# Dataset extract:
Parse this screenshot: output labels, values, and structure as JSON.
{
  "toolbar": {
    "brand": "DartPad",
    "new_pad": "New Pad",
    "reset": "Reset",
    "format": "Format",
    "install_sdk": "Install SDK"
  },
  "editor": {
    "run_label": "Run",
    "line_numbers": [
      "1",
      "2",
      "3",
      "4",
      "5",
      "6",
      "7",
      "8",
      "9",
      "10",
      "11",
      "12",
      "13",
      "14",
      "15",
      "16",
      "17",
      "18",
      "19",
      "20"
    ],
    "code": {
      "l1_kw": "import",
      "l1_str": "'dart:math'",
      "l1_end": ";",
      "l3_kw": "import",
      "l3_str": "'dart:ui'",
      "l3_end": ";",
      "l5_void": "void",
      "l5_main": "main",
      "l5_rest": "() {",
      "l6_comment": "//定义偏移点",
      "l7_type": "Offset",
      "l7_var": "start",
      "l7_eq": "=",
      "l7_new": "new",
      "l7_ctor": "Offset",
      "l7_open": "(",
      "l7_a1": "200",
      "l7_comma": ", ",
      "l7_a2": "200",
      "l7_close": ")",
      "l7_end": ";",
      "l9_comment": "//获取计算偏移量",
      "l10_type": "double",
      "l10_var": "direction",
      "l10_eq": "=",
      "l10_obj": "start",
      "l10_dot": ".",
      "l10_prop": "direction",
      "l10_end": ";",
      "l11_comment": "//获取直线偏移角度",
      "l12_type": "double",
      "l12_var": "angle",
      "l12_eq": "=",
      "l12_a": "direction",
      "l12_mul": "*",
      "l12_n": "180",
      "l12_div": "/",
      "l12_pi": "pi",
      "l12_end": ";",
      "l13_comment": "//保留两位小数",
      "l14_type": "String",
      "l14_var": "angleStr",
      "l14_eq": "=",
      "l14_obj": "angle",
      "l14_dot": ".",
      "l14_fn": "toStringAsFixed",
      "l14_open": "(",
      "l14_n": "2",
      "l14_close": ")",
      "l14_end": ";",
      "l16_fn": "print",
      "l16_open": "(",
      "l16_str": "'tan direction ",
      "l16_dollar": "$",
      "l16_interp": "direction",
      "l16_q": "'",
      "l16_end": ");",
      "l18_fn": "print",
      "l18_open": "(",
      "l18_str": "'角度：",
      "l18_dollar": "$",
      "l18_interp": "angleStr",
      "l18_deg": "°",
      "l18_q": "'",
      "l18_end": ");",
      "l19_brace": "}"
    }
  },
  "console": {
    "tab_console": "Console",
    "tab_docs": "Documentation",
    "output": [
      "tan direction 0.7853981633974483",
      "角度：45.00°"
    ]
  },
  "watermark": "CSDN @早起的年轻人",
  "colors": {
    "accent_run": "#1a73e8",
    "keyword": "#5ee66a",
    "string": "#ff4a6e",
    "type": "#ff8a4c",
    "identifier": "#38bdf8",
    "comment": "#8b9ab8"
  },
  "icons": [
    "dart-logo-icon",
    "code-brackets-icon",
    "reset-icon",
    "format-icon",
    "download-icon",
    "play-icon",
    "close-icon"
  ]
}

==

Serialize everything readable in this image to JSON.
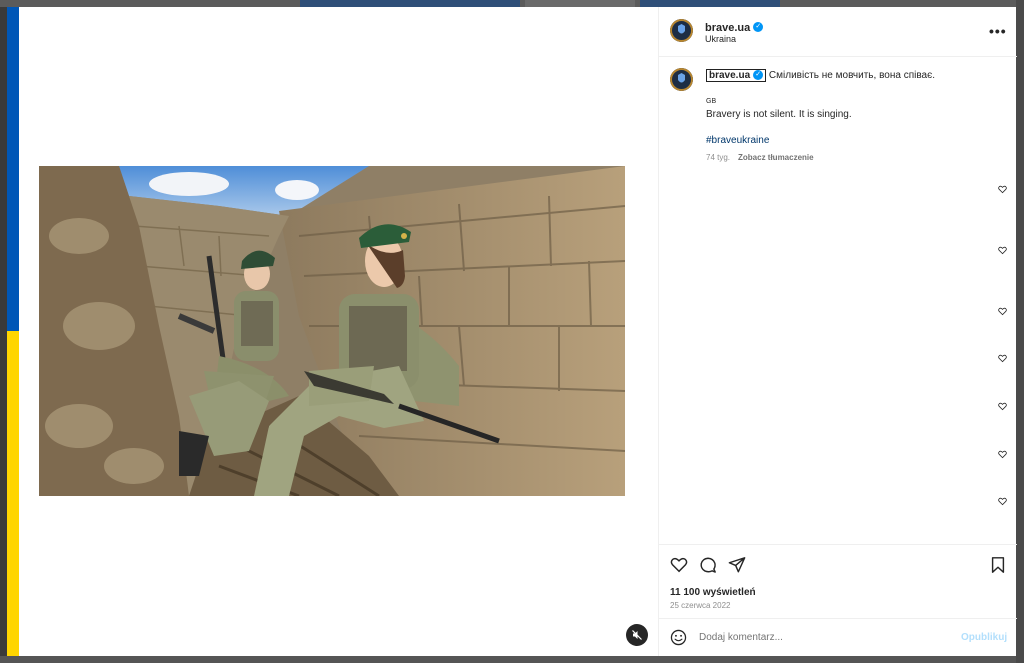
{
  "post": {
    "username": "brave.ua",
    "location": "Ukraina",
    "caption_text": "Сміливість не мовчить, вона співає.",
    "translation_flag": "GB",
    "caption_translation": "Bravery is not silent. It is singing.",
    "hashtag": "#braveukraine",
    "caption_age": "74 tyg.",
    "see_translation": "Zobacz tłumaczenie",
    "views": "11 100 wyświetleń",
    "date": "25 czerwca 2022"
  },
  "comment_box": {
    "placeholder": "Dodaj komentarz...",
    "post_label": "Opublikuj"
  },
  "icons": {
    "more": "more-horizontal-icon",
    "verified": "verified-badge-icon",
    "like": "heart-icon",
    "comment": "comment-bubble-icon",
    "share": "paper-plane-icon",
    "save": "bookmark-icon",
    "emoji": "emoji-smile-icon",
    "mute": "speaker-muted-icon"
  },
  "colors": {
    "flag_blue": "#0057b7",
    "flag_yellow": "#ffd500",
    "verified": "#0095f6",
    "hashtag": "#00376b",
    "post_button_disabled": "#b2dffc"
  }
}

# What you will do:
Return each line where "this" shows up.

# The output:
Parse this screenshot: output labels, values, and structure as JSON.
Serialize everything readable in this image to JSON.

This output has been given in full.